## Aim
Format every line of the rows below as a JSON list of strings, one string per line, omitting blank lines and the pictures.

## Working data
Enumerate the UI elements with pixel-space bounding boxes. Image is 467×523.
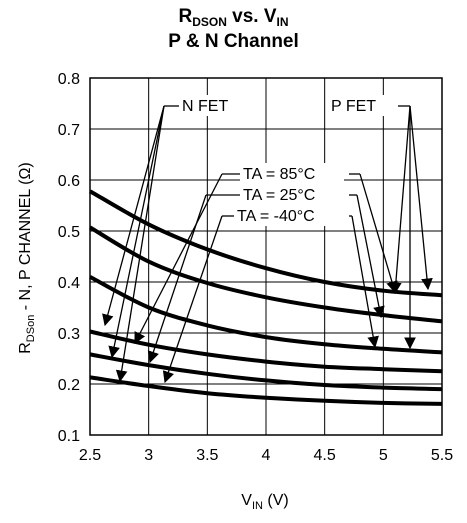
x-tick-label: 3: [144, 447, 153, 464]
y-tick-label: 0.5: [58, 224, 80, 241]
annotation-arrow: [410, 106, 428, 289]
y-tick-label: 0.1: [58, 428, 80, 445]
x-axis-label: VIN (V): [241, 492, 288, 512]
x-tick-label: 3.5: [196, 447, 218, 464]
n-fet-label: N FET: [182, 98, 228, 115]
annotation-arrow: [395, 106, 410, 293]
ta-minus40-label: TA = -40°C: [237, 208, 315, 225]
p-fet-label: P FET: [331, 98, 376, 115]
y-tick-label: 0.3: [58, 326, 80, 343]
y-tick-label: 0.4: [58, 275, 80, 292]
x-tick-label: 4: [262, 447, 271, 464]
y-tick-label: 0.8: [58, 71, 80, 88]
y-tick-label: 0.6: [58, 173, 80, 190]
x-tick-label: 5.5: [431, 447, 453, 464]
annotation-arrow: [357, 195, 381, 317]
x-tick-label: 2.5: [79, 447, 101, 464]
ta-85-label: TA = 85°C: [243, 166, 315, 183]
ta-25-label: TA = 25°C: [243, 187, 315, 204]
y-tick-label: 0.2: [58, 377, 80, 394]
x-tick-label: 5: [379, 447, 388, 464]
x-tick-label: 4.5: [314, 447, 336, 464]
y-axis-label: RDSon - N, P CHANNEL (Ω): [17, 162, 37, 354]
y-tick-label: 0.7: [58, 122, 80, 139]
annotation-arrow: [360, 174, 395, 292]
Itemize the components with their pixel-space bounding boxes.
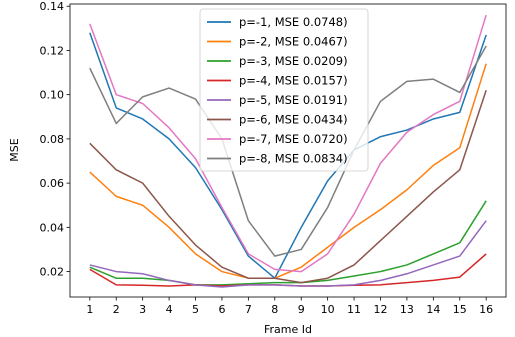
y-axis: 0.02 0.04 0.06 0.08 0.10 0.12 0.14 [40, 0, 70, 279]
legend-label: p=-6, MSE 0.0434) [239, 113, 348, 127]
series-line-3 [89, 200, 487, 286]
x-tick-label: 7 [245, 303, 252, 316]
y-tick-label: 0.06 [40, 177, 65, 190]
y-axis-label: MSE [8, 138, 21, 161]
x-axis-label: Frame Id [264, 323, 312, 336]
legend-label: p=-5, MSE 0.0191) [239, 93, 348, 107]
plot-lines [89, 14, 487, 288]
series-line-6 [89, 90, 487, 284]
legend-label: p=-4, MSE 0.0157) [239, 74, 348, 88]
x-tick-label: 16 [479, 303, 493, 316]
x-tick-label: 11 [347, 303, 361, 316]
y-tick-label: 0.04 [40, 221, 65, 234]
x-tick-label: 10 [321, 303, 335, 316]
series-line-7 [89, 14, 487, 273]
x-tick-label: 9 [298, 303, 305, 316]
y-tick-label: 0.08 [40, 133, 65, 146]
y-tick-label: 0.10 [40, 89, 65, 102]
x-tick-label: 1 [86, 303, 93, 316]
x-tick-label: 15 [453, 303, 467, 316]
y-tick-label: 0.14 [40, 0, 65, 13]
series-line-8 [89, 45, 487, 257]
series-line-2 [89, 63, 487, 279]
x-tick-label: 14 [426, 303, 440, 316]
x-tick-label: 3 [139, 303, 146, 316]
y-tick-label: 0.02 [40, 266, 65, 279]
legend-label: p=-8, MSE 0.0834) [239, 152, 348, 166]
x-tick-label: 6 [218, 303, 225, 316]
x-tick-label: 8 [271, 303, 278, 316]
plot-frame [69, 3, 507, 298]
legend-label: p=-1, MSE 0.0748) [239, 15, 348, 29]
x-tick-label: 2 [113, 303, 120, 316]
legend-label: p=-3, MSE 0.0209) [239, 54, 348, 68]
x-axis: 1 2 3 4 5 6 7 8 9 10 11 12 13 14 15 16 [86, 297, 493, 316]
legend-label: p=-2, MSE 0.0467) [239, 35, 348, 49]
x-tick-label: 13 [400, 303, 414, 316]
x-tick-label: 4 [166, 303, 173, 316]
y-tick-label: 0.12 [40, 44, 65, 57]
x-tick-label: 12 [373, 303, 387, 316]
legend: p=-1, MSE 0.0748) p=-2, MSE 0.0467) p=-3, … [199, 8, 369, 172]
series-line-5 [89, 220, 487, 288]
x-tick-label: 5 [192, 303, 199, 316]
legend-box [199, 8, 369, 172]
legend-label: p=-7, MSE 0.0720) [239, 132, 348, 146]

## Result of this task
[
  "Enumerate the UI elements with pixel-space bounding boxes. Image is 467×523.",
  "x-tick-label: 3: [144, 447, 153, 464]",
  "y-tick-label: 0.5: [58, 224, 80, 241]",
  "annotation-arrow: [410, 106, 428, 289]",
  "y-tick-label: 0.1: [58, 428, 80, 445]",
  "x-axis-label: VIN (V): [241, 492, 288, 512]",
  "x-tick-label: 3.5: [196, 447, 218, 464]",
  "n-fet-label: N FET: [182, 98, 228, 115]",
  "annotation-arrow: [395, 106, 410, 293]",
  "ta-minus40-label: TA = -40°C: [237, 208, 315, 225]",
  "p-fet-label: P FET: [331, 98, 376, 115]",
  "y-tick-label: 0.3: [58, 326, 80, 343]",
  "y-tick-label: 0.4: [58, 275, 80, 292]",
  "x-tick-label: 4: [262, 447, 271, 464]",
  "y-tick-label: 0.8: [58, 71, 80, 88]",
  "y-tick-label: 0.6: [58, 173, 80, 190]",
  "x-tick-label: 5.5: [431, 447, 453, 464]",
  "annotation-arrow: [357, 195, 381, 317]",
  "x-tick-label: 2.5: [79, 447, 101, 464]",
  "ta-85-label: TA = 85°C: [243, 166, 315, 183]",
  "ta-25-label: TA = 25°C: [243, 187, 315, 204]",
  "y-tick-label: 0.2: [58, 377, 80, 394]",
  "x-tick-label: 5: [379, 447, 388, 464]",
  "x-tick-label: 4.5: [314, 447, 336, 464]",
  "y-axis-label: RDSon - N, P CHANNEL (Ω): [17, 162, 37, 354]",
  "y-tick-label: 0.7: [58, 122, 80, 139]",
  "annotation-arrow: [360, 174, 395, 292]",
  "Itemize the components with their pixel-space bounding boxes.",
  "y-axis: 0.02 0.04 0.06 0.08 0.10 0.12 0.14 [40, 0, 70, 279]",
  "legend-label: p=-6, MSE 0.0434) [239, 113, 348, 127]",
  "series-line-3 [89, 200, 487, 286]",
  "x-tick-label: 7 [245, 303, 252, 316]",
  "y-tick-label: 0.06 [40, 177, 65, 190]",
  "y-axis-label: MSE [8, 138, 21, 161]",
  "x-axis-label: Frame Id [264, 323, 312, 336]",
  "legend-label: p=-5, MSE 0.0191) [239, 93, 348, 107]",
  "plot-lines [89, 14, 487, 288]",
  "series-line-6 [89, 90, 487, 284]",
  "legend-label: p=-4, MSE 0.0157) [239, 74, 348, 88]",
  "x-tick-label: 16 [479, 303, 493, 316]",
  "x-tick-label: 11 [347, 303, 361, 316]",
  "y-tick-label: 0.04 [40, 221, 65, 234]",
  "x-tick-label: 10 [321, 303, 335, 316]",
  "series-line-7 [89, 14, 487, 273]",
  "x-tick-label: 9 [298, 303, 305, 316]",
  "y-tick-label: 0.08 [40, 133, 65, 146]",
  "y-tick-label: 0.10 [40, 89, 65, 102]",
  "x-tick-label: 1 [86, 303, 93, 316]",
  "x-tick-label: 15 [453, 303, 467, 316]",
  "y-tick-label: 0.14 [40, 0, 65, 13]",
  "series-line-8 [89, 45, 487, 257]",
  "series-line-2 [89, 63, 487, 279]",
  "x-tick-label: 14 [426, 303, 440, 316]",
  "x-tick-label: 3 [139, 303, 146, 316]",
  "y-tick-label: 0.02 [40, 266, 65, 279]",
  "legend-label: p=-8, MSE 0.0834) [239, 152, 348, 166]",
  "x-tick-label: 6 [218, 303, 225, 316]",
  "x-tick-label: 8 [271, 303, 278, 316]",
  "plot-frame [69, 3, 507, 298]",
  "legend-label: p=-1, MSE 0.0748) [239, 15, 348, 29]",
  "x-tick-label: 2 [113, 303, 120, 316]",
  "legend-label: p=-3, MSE 0.0209) [239, 54, 348, 68]",
  "x-axis: 1 2 3 4 5 6 7 8 9 10 11 12 13 14 15 16 [86, 297, 493, 316]",
  "legend-label: p=-2, MSE 0.0467) [239, 35, 348, 49]",
  "x-tick-label: 13 [400, 303, 414, 316]",
  "x-tick-label: 4 [166, 303, 173, 316]",
  "y-tick-label: 0.12 [40, 44, 65, 57]",
  "x-tick-label: 12 [373, 303, 387, 316]",
  "legend: p=-1, MSE 0.0748) p=-2, MSE 0.0467) p=-3, … [199, 8, 369, 172]",
  "series-line-5 [89, 220, 487, 288]",
  "x-tick-label: 5 [192, 303, 199, 316]",
  "legend-box [199, 8, 369, 172]",
  "legend-label: p=-7, MSE 0.0720) [239, 132, 348, 146]"
]